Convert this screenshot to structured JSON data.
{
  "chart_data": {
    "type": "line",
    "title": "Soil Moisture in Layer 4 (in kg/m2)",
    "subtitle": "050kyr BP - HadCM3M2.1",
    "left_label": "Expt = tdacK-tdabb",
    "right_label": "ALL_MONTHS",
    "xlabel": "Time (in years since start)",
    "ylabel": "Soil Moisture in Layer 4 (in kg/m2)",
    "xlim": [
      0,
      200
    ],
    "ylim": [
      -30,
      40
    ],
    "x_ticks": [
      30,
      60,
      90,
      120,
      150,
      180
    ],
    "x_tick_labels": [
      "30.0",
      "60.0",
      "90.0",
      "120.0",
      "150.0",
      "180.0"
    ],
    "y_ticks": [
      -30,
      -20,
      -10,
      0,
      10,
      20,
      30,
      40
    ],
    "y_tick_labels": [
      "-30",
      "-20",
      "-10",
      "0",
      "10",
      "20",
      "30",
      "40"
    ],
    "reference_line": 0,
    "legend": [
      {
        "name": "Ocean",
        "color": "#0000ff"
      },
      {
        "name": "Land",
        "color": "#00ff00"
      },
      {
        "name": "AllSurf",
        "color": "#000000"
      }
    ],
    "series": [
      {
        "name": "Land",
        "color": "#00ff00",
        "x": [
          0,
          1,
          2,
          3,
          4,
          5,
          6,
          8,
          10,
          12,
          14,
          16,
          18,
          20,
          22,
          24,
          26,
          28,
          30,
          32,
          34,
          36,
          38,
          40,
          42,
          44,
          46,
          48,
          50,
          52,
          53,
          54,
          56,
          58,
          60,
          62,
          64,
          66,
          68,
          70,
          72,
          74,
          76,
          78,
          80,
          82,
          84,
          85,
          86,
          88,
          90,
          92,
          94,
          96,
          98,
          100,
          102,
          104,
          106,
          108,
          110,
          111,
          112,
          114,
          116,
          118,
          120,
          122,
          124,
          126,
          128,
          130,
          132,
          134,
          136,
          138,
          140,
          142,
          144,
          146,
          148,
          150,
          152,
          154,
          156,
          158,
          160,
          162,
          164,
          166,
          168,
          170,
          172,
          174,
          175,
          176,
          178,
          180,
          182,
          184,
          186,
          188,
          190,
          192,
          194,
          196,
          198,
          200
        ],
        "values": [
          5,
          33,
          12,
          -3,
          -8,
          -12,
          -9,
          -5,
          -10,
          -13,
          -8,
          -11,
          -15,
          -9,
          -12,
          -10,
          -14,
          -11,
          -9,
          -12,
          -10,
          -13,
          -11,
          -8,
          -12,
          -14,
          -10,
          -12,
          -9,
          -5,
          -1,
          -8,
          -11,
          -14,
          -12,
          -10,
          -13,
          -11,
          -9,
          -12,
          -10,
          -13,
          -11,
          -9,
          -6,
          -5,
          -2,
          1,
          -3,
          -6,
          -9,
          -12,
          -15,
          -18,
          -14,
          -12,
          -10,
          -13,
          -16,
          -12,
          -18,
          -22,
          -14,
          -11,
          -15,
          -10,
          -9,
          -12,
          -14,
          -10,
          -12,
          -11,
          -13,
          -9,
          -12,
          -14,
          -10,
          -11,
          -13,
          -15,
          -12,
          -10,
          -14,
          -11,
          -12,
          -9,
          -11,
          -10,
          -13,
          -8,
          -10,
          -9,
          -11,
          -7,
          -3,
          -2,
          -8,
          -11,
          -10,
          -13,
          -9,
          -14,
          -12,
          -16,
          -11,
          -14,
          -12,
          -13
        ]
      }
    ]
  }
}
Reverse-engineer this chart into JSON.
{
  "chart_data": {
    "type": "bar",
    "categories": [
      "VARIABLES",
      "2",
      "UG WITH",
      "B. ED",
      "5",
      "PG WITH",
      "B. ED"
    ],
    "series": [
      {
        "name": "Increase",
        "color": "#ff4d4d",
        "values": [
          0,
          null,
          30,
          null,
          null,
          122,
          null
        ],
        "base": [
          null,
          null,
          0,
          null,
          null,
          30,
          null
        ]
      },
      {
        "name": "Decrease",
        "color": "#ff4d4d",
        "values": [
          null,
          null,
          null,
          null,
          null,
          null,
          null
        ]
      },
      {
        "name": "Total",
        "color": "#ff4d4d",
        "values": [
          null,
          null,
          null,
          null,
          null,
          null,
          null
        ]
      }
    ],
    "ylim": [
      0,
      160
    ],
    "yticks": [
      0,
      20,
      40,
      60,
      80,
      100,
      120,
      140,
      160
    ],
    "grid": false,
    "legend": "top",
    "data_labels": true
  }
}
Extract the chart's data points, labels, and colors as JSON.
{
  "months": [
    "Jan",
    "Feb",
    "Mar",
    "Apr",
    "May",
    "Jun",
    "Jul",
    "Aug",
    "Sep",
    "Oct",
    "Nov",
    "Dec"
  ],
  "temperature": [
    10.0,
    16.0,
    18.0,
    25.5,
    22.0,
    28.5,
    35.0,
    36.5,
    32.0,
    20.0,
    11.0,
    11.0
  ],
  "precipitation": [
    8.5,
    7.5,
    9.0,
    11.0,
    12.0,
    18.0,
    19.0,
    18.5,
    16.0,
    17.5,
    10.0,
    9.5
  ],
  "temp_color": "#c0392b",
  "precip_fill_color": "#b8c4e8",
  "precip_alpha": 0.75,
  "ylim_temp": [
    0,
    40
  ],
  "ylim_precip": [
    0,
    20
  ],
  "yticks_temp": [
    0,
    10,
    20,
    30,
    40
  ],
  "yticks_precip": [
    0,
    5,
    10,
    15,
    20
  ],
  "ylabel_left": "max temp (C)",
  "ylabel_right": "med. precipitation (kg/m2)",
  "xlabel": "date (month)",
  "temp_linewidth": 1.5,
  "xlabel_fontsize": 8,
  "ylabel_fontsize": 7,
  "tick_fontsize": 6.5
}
━━━━━━━━
» **INSTRUCTION**: Go through the listing and copy all of it exactly.

» **EXERCISE ANSWER**:
Convert this screenshot to structured JSON data.
{
  "chart_data": {
    "type": "line",
    "title": "Soil Moisture in Layer 4 (in kg/m2)",
    "subtitle": "050kyr BP - HadCM3M2.1",
    "left_label": "Expt = tdacK-tdabb",
    "right_label": "ALL_MONTHS",
    "xlabel": "Time (in years since start)",
    "ylabel": "Soil Moisture in Layer 4 (in kg/m2)",
    "xlim": [
      0,
      200
    ],
    "ylim": [
      -30,
      40
    ],
    "x_ticks": [
      30,
      60,
      90,
      120,
      150,
      180
    ],
    "x_tick_labels": [
      "30.0",
      "60.0",
      "90.0",
      "120.0",
      "150.0",
      "180.0"
    ],
    "y_ticks": [
      -30,
      -20,
      -10,
      0,
      10,
      20,
      30,
      40
    ],
    "y_tick_labels": [
      "-30",
      "-20",
      "-10",
      "0",
      "10",
      "20",
      "30",
      "40"
    ],
    "reference_line": 0,
    "legend": [
      {
        "name": "Ocean",
        "color": "#0000ff"
      },
      {
        "name": "Land",
        "color": "#00ff00"
      },
      {
        "name": "AllSurf",
        "color": "#000000"
      }
    ],
    "series": [
      {
        "name": "Land",
        "color": "#00ff00",
        "x": [
          0,
          1,
          2,
          3,
          4,
          5,
          6,
          8,
          10,
          12,
          14,
          16,
          18,
          20,
          22,
          24,
          26,
          28,
          30,
          32,
          34,
          36,
          38,
          40,
          42,
          44,
          46,
          48,
          50,
          52,
          53,
          54,
          56,
          58,
          60,
          62,
          64,
          66,
          68,
          70,
          72,
          74,
          76,
          78,
          80,
          82,
          84,
          85,
          86,
          88,
          90,
          92,
          94,
          96,
          98,
          100,
          102,
          104,
          106,
          108,
          110,
          111,
          112,
          114,
          116,
          118,
          120,
          122,
          124,
          126,
          128,
          130,
          132,
          134,
          136,
          138,
          140,
          142,
          144,
          146,
          148,
          150,
          152,
          154,
          156,
          158,
          160,
          162,
          164,
          166,
          168,
          170,
          172,
          174,
          175,
          176,
          178,
          180,
          182,
          184,
          186,
          188,
          190,
          192,
          194,
          196,
          198,
          200
        ],
        "values": [
          5,
          33,
          12,
          -3,
          -8,
          -12,
          -9,
          -5,
          -10,
          -13,
          -8,
          -11,
          -15,
          -9,
          -12,
          -10,
          -14,
          -11,
          -9,
          -12,
          -10,
          -13,
          -11,
          -8,
          -12,
          -14,
          -10,
          -12,
          -9,
          -5,
          -1,
          -8,
          -11,
          -14,
          -12,
          -10,
          -13,
          -11,
          -9,
          -12,
          -10,
          -13,
          -11,
          -9,
          -6,
          -5,
          -2,
          1,
          -3,
          -6,
          -9,
          -12,
          -15,
          -18,
          -14,
          -12,
          -10,
          -13,
          -16,
          -12,
          -18,
          -22,
          -14,
          -11,
          -15,
          -10,
          -9,
          -12,
          -14,
          -10,
          -12,
          -11,
          -13,
          -9,
          -12,
          -14,
          -10,
          -11,
          -13,
          -15,
          -12,
          -10,
          -14,
          -11,
          -12,
          -9,
          -11,
          -10,
          -13,
          -8,
          -10,
          -9,
          -11,
          -7,
          -3,
          -2,
          -8,
          -11,
          -10,
          -13,
          -9,
          -14,
          -12,
          -16,
          -11,
          -14,
          -12,
          -13
        ]
      }
    ]
  }
}
Reverse-engineer this chart into JSON.
{
  "chart_data": {
    "type": "bar",
    "categories": [
      "VARIABLES",
      "2",
      "UG WITH",
      "B. ED",
      "5",
      "PG WITH",
      "B. ED"
    ],
    "series": [
      {
        "name": "Increase",
        "color": "#ff4d4d",
        "values": [
          0,
          null,
          30,
          null,
          null,
          122,
          null
        ],
        "base": [
          null,
          null,
          0,
          null,
          null,
          30,
          null
        ]
      },
      {
        "name": "Decrease",
        "color": "#ff4d4d",
        "values": [
          null,
          null,
          null,
          null,
          null,
          null,
          null
        ]
      },
      {
        "name": "Total",
        "color": "#ff4d4d",
        "values": [
          null,
          null,
          null,
          null,
          null,
          null,
          null
        ]
      }
    ],
    "ylim": [
      0,
      160
    ],
    "yticks": [
      0,
      20,
      40,
      60,
      80,
      100,
      120,
      140,
      160
    ],
    "grid": false,
    "legend": "top",
    "data_labels": true
  }
}
Extract the chart's data points, labels, and colors as JSON.
{
  "months": [
    "Jan",
    "Feb",
    "Mar",
    "Apr",
    "May",
    "Jun",
    "Jul",
    "Aug",
    "Sep",
    "Oct",
    "Nov",
    "Dec"
  ],
  "temperature": [
    10.0,
    16.0,
    18.0,
    25.5,
    22.0,
    28.5,
    35.0,
    36.5,
    32.0,
    20.0,
    11.0,
    11.0
  ],
  "precipitation": [
    8.5,
    7.5,
    9.0,
    11.0,
    12.0,
    18.0,
    19.0,
    18.5,
    16.0,
    17.5,
    10.0,
    9.5
  ],
  "temp_color": "#c0392b",
  "precip_fill_color": "#b8c4e8",
  "precip_alpha": 0.75,
  "ylim_temp": [
    0,
    40
  ],
  "ylim_precip": [
    0,
    20
  ],
  "yticks_temp": [
    0,
    10,
    20,
    30,
    40
  ],
  "yticks_precip": [
    0,
    5,
    10,
    15,
    20
  ],
  "ylabel_left": "max temp (C)",
  "ylabel_right": "med. precipitation (kg/m2)",
  "xlabel": "date (month)",
  "temp_linewidth": 1.5,
  "xlabel_fontsize": 8,
  "ylabel_fontsize": 7,
  "tick_fontsize": 6.5
}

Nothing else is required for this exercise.